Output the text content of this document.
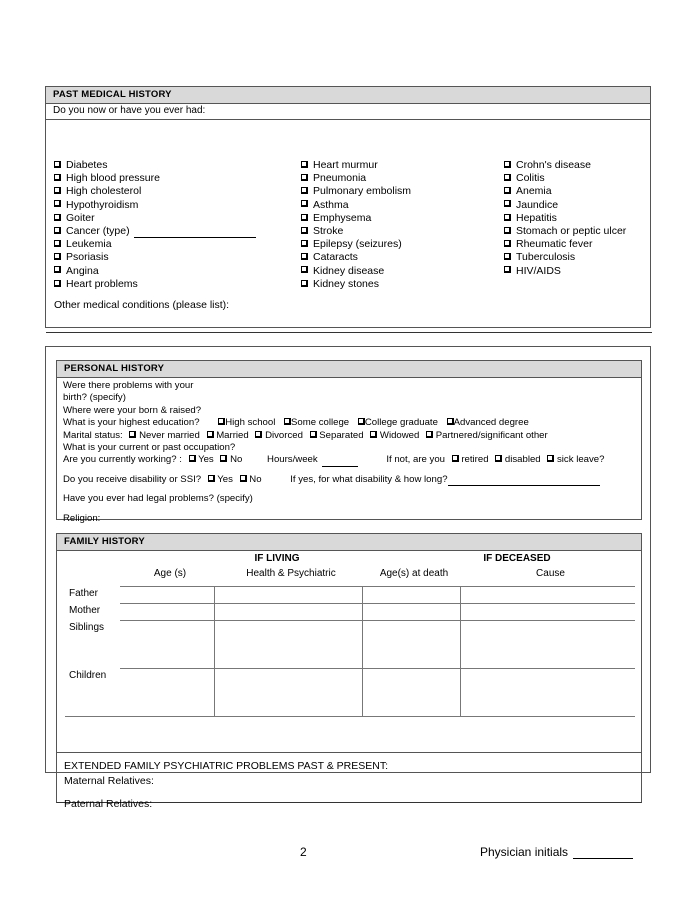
PAST MEDICAL HISTORY
Do you now or have you ever had:
Diabetes
High blood pressure
High cholesterol
Hypothyroidism
Goiter
Cancer (type)
Leukemia
Psoriasis
Angina
Heart problems
Heart murmur
Pneumonia
Pulmonary embolism
Asthma
Emphysema
Stroke
Epilepsy (seizures)
Cataracts
Kidney disease
Kidney stones
Crohn's disease
Colitis
Anemia
Jaundice
Hepatitis
Stomach or peptic ulcer
Rheumatic fever
Tuberculosis
HIV/AIDS
Other medical conditions (please list):
PERSONAL HISTORY
Were there problems with your
birth? (specify)
Where were your born & raised?
What is your highest education?	High school Some college College graduate Advanced degree
Marital status: Never married Married Divorced Separated Widowed Partnered/significant other
What is your current or past occupation?
Are you currently working? : Yes No	Hours/week	If not, are you retired disabled sick leave?
Do you receive disability or SSI? Yes No	If yes, for what disability & how long?
Have you ever had legal problems? (specify)
Religion:
FAMILY HISTORY
IF LIVING	IF DECEASED
Age (s)	Health & Psychiatric	Age(s) at death	Cause
Father				
Mother				
Siblings				
Children				
EXTENDED FAMILY PSYCHIATRIC PROBLEMS PAST & PRESENT:
Maternal Relatives:
Paternal Relatives:
2	Physician initials
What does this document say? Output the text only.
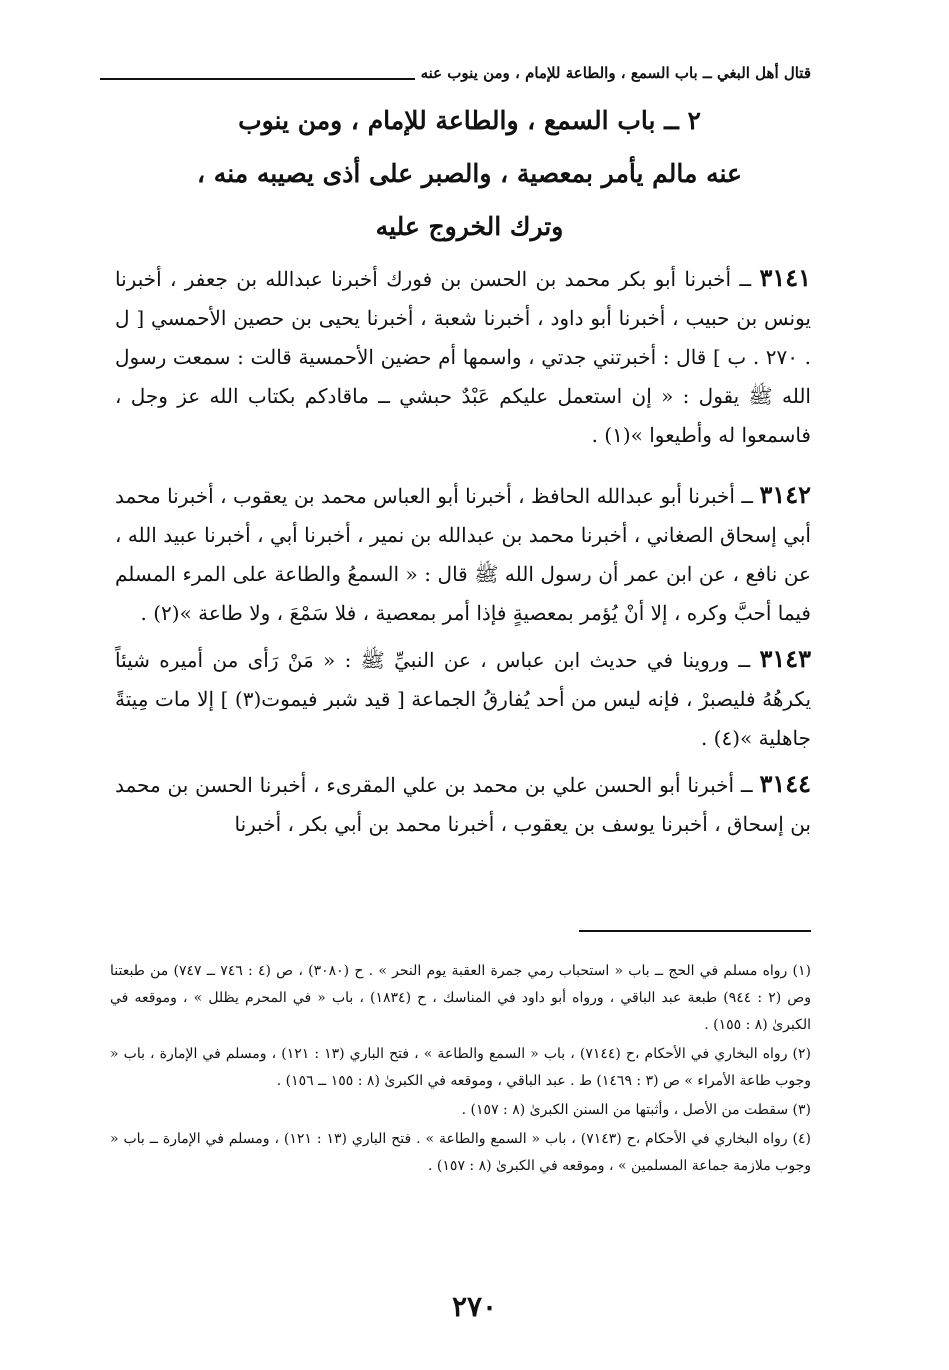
قتال أهل البغي ــ باب السمع ، والطاعة للإمام ، ومن ينوب عنه
٢ ــ باب السمع ، والطاعة للإمام ، ومن ينوب
عنه مالم يأمر بمعصية ، والصبر على أذى يصيبه منه ،
وترك الخروج عليه

٣١٤١ ــ أخبرنا أبو بكر محمد بن الحسن بن فورك أخبرنا عبدالله بن جعفر ، أخبرنا يونس بن حبيب ، أخبرنا أبو داود ، أخبرنا شعبة ، أخبرنا يحيى بن حصين الأحمسي [ ل . ٢٧٠ . ب ] قال : أخبرتني جدتي ، واسمها أم حضين الأحمسية قالت : سمعت رسول الله ﷺ يقول : « إن استعمل عليكم عَبْدٌ حبشي ــ ماقادكم بكتاب الله عز وجل ، فاسمعوا له وأطيعوا »(١) .

٣١٤٢ ــ أخبرنا أبو عبدالله الحافظ ، أخبرنا أبو العباس محمد بن يعقوب ، أخبرنا محمد أبي إسحاق الصغاني ، أخبرنا محمد بن عبدالله بن نمير ، أخبرنا أبي ، أخبرنا عبيد الله ، عن نافع ، عن ابن عمر أن رسول الله ﷺ قال : « السمعُ والطاعة على المرء المسلم فيما أحبَّ وكره ، إلا أنْ يُؤمر بمعصيةٍ فإذا أمر بمعصية ، فلا سَمْعَ ، ولا طاعة »(٢) .

٣١٤٣ ــ وروينا في حديث ابن عباس ، عن النبيِّ ﷺ : « مَنْ رَأى من أميره شيئاً يكرهُهُ فليصبرْ ، فإنه ليس من أحد يُفارقُ الجماعة [ قيد شبر فيموت(٣) ] إلا مات مِيتةً جاهلية »(٤) .

٣١٤٤ ــ أخبرنا أبو الحسن علي بن محمد بن علي المقرىء ، أخبرنا الحسن بن محمد بن إسحاق ، أخبرنا يوسف بن يعقوب ، أخبرنا محمد بن أبي بكر ، أخبرنا

(١) رواه مسلم في الحج ــ باب « استحباب رمي جمرة العقبة يوم النحر » . ح (٣٠٨٠) ، ص (٤ : ٧٤٦ ــ ٧٤٧) من طبعتنا وص (٢ : ٩٤٤) طبعة عبد الباقي ، ورواه أبو داود في المناسك ، ح (١٨٣٤) ، باب « في المحرم يظلل » ، وموقعه في الكبرىٰ (٨ : ١٥٥) .

(٢) رواه البخاري في الأحكام ،ح (٧١٤٤) ، باب « السمع والطاعة » ، فتح الباري (١٣ : ١٢١) ، ومسلم في الإمارة ، باب « وجوب طاعة الأمراء » ص (٣ : ١٤٦٩) ط . عبد الباقي ، وموقعه في الكبرىٰ (٨ : ١٥٥ ــ ١٥٦) .

(٣) سقطت من الأصل ، وأثبتها من السنن الكبرىٰ (٨ : ١٥٧) .

(٤) رواه البخاري في الأحكام ،ح (٧١٤٣) ، باب « السمع والطاعة » . فتح الباري (١٣ : ١٢١) ، ومسلم في الإمارة ــ باب « وجوب ملازمة جماعة المسلمين » ، وموقعه في الكبرىٰ (٨ : ١٥٧) .

٢٧٠
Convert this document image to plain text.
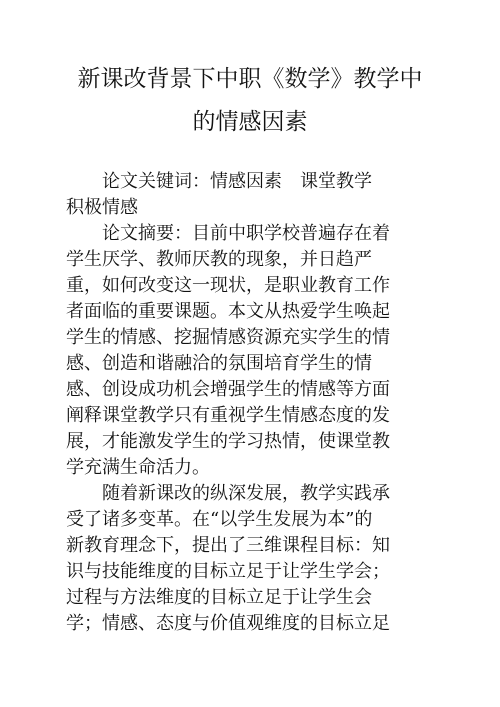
新课改背景下中职《数学》教学中
的情感因素
　　论文关键词：情感因素　课堂教学
积极情感
　　论文摘要：目前中职学校普遍存在着
学生厌学、教师厌教的现象，并日趋严
重，如何改变这一现状，是职业教育工作
者面临的重要课题。本文从热爱学生唤起
学生的情感、挖掘情感资源充实学生的情
感、创造和谐融洽的氛围培育学生的情
感、创设成功机会增强学生的情感等方面
阐释课堂教学只有重视学生情感态度的发
展，才能激发学生的学习热情，使课堂教
学充满生命活力。
　　随着新课改的纵深发展，教学实践承
受了诸多变革。在“以学生发展为本”的
新教育理念下，提出了三维课程目标：知
识与技能维度的目标立足于让学生学会；
过程与方法维度的目标立足于让学生会
学；情感、态度与价值观维度的目标立足
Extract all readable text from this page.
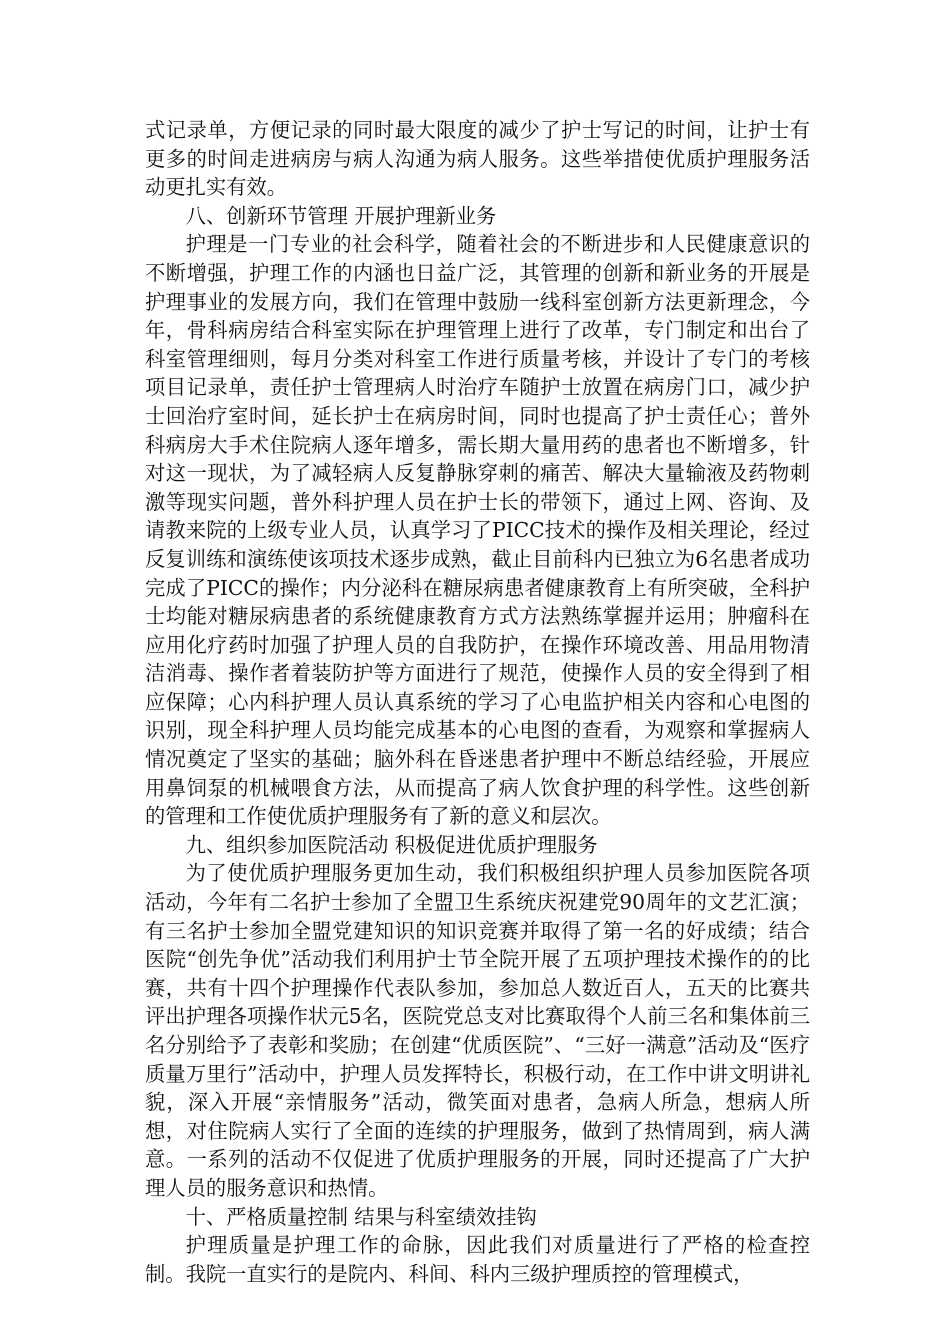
式记录单，方便记录的同时最大限度的减少了护士写记的时间，让护士有更多的时间走进病房与病人沟通为病人服务。这些举措使优质护理服务活动更扎实有效。

八、创新环节管理 开展护理新业务

护理是一门专业的社会科学，随着社会的不断进步和人民健康意识的不断增强，护理工作的内涵也日益广泛，其管理的创新和新业务的开展是护理事业的发展方向，我们在管理中鼓励一线科室创新方法更新理念，今年，骨科病房结合科室实际在护理管理上进行了改革，专门制定和出台了科室管理细则，每月分类对科室工作进行质量考核，并设计了专门的考核项目记录单，责任护士管理病人时治疗车随护士放置在病房门口，减少护士回治疗室时间，延长护士在病房时间，同时也提高了护士责任心；普外科病房大手术住院病人逐年增多，需长期大量用药的患者也不断增多，针对这一现状，为了减轻病人反复静脉穿刺的痛苦、解决大量输液及药物刺激等现实问题，普外科护理人员在护士长的带领下，通过上网、咨询、及请教来院的上级专业人员，认真学习了PICC技术的操作及相关理论，经过反复训练和演练使该项技术逐步成熟，截止目前科内已独立为6名患者成功完成了PICC的操作；内分泌科在糖尿病患者健康教育上有所突破，全科护士均能对糖尿病患者的系统健康教育方式方法熟练掌握并运用；肿瘤科在应用化疗药时加强了护理人员的自我防护，在操作环境改善、用品用物清洁消毒、操作者着装防护等方面进行了规范，使操作人员的安全得到了相应保障；心内科护理人员认真系统的学习了心电监护相关内容和心电图的识别，现全科护理人员均能完成基本的心电图的查看，为观察和掌握病人情况奠定了坚实的基础；脑外科在昏迷患者护理中不断总结经验，开展应用鼻饲泵的机械喂食方法，从而提高了病人饮食护理的科学性。这些创新的管理和工作使优质护理服务有了新的意义和层次。

九、组织参加医院活动 积极促进优质护理服务

为了使优质护理服务更加生动，我们积极组织护理人员参加医院各项活动，今年有二名护士参加了全盟卫生系统庆祝建党90周年的文艺汇演；有三名护士参加全盟党建知识的知识竞赛并取得了第一名的好成绩；结合医院“创先争优”活动我们利用护士节全院开展了五项护理技术操作的的比赛，共有十四个护理操作代表队参加，参加总人数近百人，五天的比赛共评出护理各项操作状元5名，医院党总支对比赛取得个人前三名和集体前三名分别给予了表彰和奖励；在创建“优质医院”、“三好一满意”活动及“医疗质量万里行”活动中，护理人员发挥特长，积极行动，在工作中讲文明讲礼貌，深入开展“亲情服务”活动，微笑面对患者，急病人所急，想病人所想，对住院病人实行了全面的连续的护理服务，做到了热情周到，病人满意。一系列的活动不仅促进了优质护理服务的开展，同时还提高了广大护理人员的服务意识和热情。

十、严格质量控制 结果与科室绩效挂钩

护理质量是护理工作的命脉，因此我们对质量进行了严格的检查控制。我院一直实行的是院内、科间、科内三级护理质控的管理模式，
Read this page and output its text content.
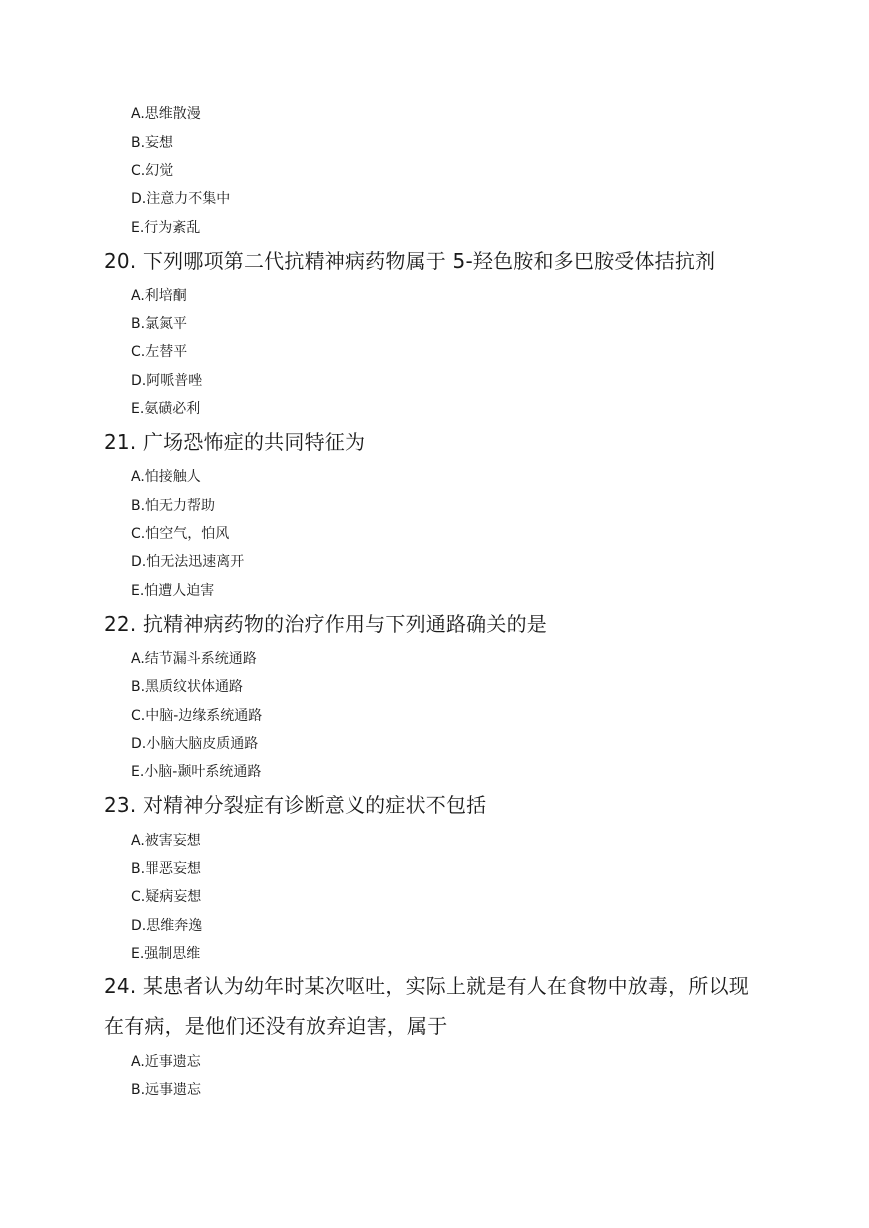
A.思维散漫
B.妄想
C.幻觉
D.注意力不集中
E.行为紊乱
20. 下列哪项第二代抗精神病药物属于 5-羟色胺和多巴胺受体拮抗剂
A.利培酮
B.氯氮平
C.左替平
D.阿哌普唑
E.氨磺必利
21. 广场恐怖症的共同特征为
A.怕接触人
B.怕无力帮助
C.怕空气，怕风
D.怕无法迅速离开
E.怕遭人迫害
22. 抗精神病药物的治疗作用与下列通路确关的是
A.结节漏斗系统通路
B.黑质纹状体通路
C.中脑-边缘系统通路
D.小脑大脑皮质通路
E.小脑-颞叶系统通路
23. 对精神分裂症有诊断意义的症状不包括
A.被害妄想
B.罪恶妄想
C.疑病妄想
D.思维奔逸
E.强制思维
24. 某患者认为幼年时某次呕吐，实际上就是有人在食物中放毒，所以现
在有病，是他们还没有放弃迫害，属于
A.近事遗忘
B.远事遗忘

══════

● **WHAT THIS TASK INVOLVES**: Report each line of the material above where the word "وجوب" appears.

● **RESPONSE**:
(٢) رواه البخاري في الأحكام ،ح (٧١٤٤) ، باب « السمع والطاعة » ، فتح الباري (١٣ : ١٢١) ، ومسلم في الإمارة ، باب « وجوب طاعة الأمراء » ص (٣ : ١٤٦٩) ط . عبد الباقي ، وموقعه في الكبرىٰ (٨ : ١٥٥ ــ ١٥٦) .
(٤) رواه البخاري في الأحكام ،ح (٧١٤٣) ، باب « السمع والطاعة » . فتح الباري (١٣ : ١٢١) ، ومسلم في الإمارة ــ باب « وجوب ملازمة جماعة المسلمين » ، وموقعه في الكبرىٰ (٨ : ١٥٧) .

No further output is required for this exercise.